━━━ DATASET ROWS ━━━

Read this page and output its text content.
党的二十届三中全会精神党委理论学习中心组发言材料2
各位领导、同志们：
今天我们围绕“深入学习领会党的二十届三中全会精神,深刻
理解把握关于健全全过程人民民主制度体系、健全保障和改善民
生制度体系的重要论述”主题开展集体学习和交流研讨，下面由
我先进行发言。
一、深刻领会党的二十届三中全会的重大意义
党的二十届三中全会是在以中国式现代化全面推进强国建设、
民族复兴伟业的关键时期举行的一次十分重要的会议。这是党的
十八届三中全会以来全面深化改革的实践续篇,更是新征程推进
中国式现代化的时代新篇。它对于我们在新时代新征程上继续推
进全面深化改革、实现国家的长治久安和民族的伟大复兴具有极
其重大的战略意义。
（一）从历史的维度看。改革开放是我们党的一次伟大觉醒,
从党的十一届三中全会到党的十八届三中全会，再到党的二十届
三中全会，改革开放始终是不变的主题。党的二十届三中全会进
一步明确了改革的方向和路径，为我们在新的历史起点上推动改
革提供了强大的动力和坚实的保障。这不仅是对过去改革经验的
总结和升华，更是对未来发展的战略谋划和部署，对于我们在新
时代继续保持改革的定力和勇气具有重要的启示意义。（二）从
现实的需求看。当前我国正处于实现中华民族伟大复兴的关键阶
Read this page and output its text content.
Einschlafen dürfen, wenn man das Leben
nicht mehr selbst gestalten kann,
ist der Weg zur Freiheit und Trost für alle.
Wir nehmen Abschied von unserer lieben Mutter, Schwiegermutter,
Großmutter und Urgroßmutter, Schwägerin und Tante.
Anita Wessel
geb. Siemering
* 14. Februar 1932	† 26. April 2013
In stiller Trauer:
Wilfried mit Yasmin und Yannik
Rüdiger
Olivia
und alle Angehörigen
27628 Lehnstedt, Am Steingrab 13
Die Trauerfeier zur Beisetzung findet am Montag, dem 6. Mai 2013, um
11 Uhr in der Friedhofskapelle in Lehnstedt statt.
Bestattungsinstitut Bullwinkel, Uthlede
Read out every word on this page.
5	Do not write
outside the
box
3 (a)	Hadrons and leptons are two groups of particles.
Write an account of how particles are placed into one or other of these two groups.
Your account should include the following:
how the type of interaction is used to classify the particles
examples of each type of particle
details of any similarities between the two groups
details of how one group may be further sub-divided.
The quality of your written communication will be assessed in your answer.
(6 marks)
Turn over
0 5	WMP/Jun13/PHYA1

━━━

* [YOUR TASK] From the listing above, pick out each line where the word "particles" appears.

* [SOLUTION FOR THIS PROBLEM]
3 (a)	Hadrons and leptons are two groups of particles.
Write an account of how particles are placed into one or other of these two groups.
how the type of interaction is used to classify the particles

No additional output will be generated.